Before we get into the different kinds of tags it’s important to understand the nature of reading order in PDF.
In HTML, text happens by way of the natural sequence of characters and spaces enclosed within the tags that provide the structure of the content. HTML could not, quite literally, be simpler in this regard (if not in others).
PDF is different because the PDF format’s purpose is to ensure a document will offer precisely the same appearance no matter what software is used to view it. Achieving that reliability meant that as technical matter PDF files are organized around the needs of display and printing software rather than accessibility needs.
In fact, that’s why accessible PDF depends on tags, a feature that wasn’t added until 2000, when PDF was already well-established.
In PDF the basic building block for words, lines and paragraphs is called a text run. Each text run might be a single character, two or three characters, one or more words, or portions of words. The way text runs split up the words and sentences is determined by the software that created the PDF.
Accessible PDF requires the text runs to be grouped in correct reading order within tags, and for the tags to be organized in correct reading order within the document.
It’s the most critical part of ensuring accessible PDF.
Not all software is capable of processing tagged PDF. To maximize the benefits for the largest possible group of users, PDF files should be consistent in certain specific ways.
Physical View (also “Page View”)
The original PDF page, displayed conventionally on a monitor or via a printer.
Logical View (also “Tags View”)
The document contents as read by screen readers and other assistive technology that uses tagged PDF.
Content Order View (also “Content View”)
The document contents as drawn by the authoring application. Software that doesn’t use tagged PDF uses the content order to reflow PDF text for display on smaller screens, search engine indexes, and other implementations.

> Material:
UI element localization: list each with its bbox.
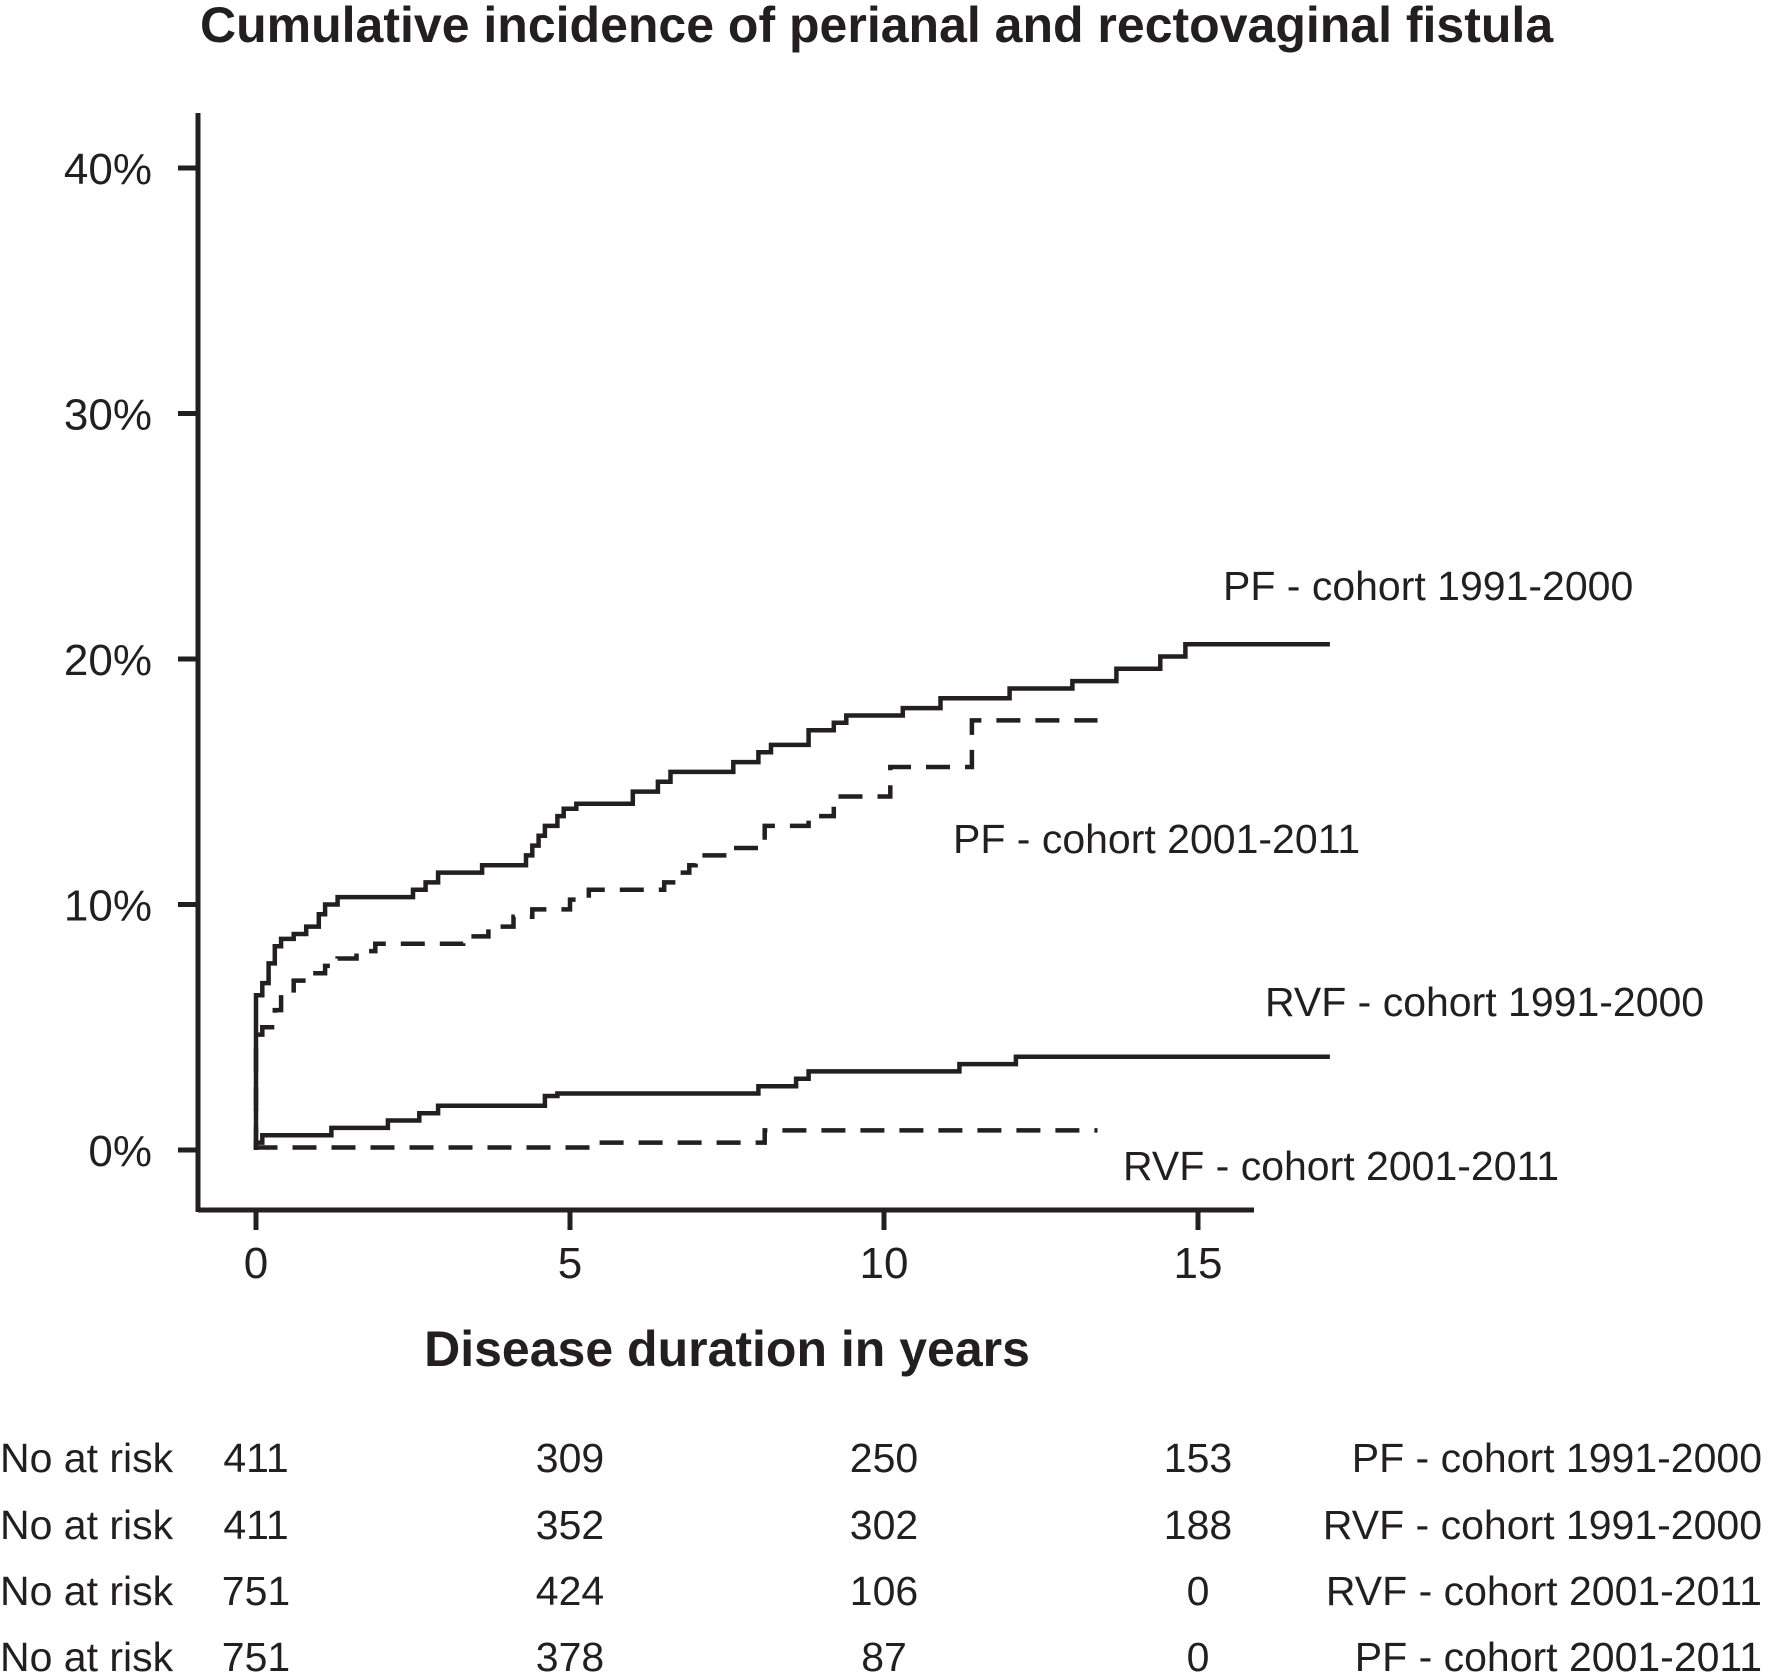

> Actions to take:
1. Using the passage on PDF reading order, say whether each statement agrees with it: (a) Tags were added to PDF in 2000. (b) The software used to view a PDF decides how text runs split up words and sentences. (c) The Logical View shows the document contents as drawn by the authoring application. Answer each with yes or no and quote the deciding words.
2. From the passage on PDF reading order, extract the stretch from "In HTML, text" through "not in others).", word for word.

> Solution set:
1.
(a) Yes: "a feature that wasn’t added until 2000, when PDF was already well-established."
(b) No: "The way text runs split up the words and sentences is determined by the software that created the PDF."
(c) No: "The document contents as read by screen readers and other assistive technology that uses tagged PDF."

2.
In HTML, text happens by way of the natural sequence of characters and spaces enclosed within the tags that provide the structure of the content. HTML could not, quite literally, be simpler in this regard (if not in others).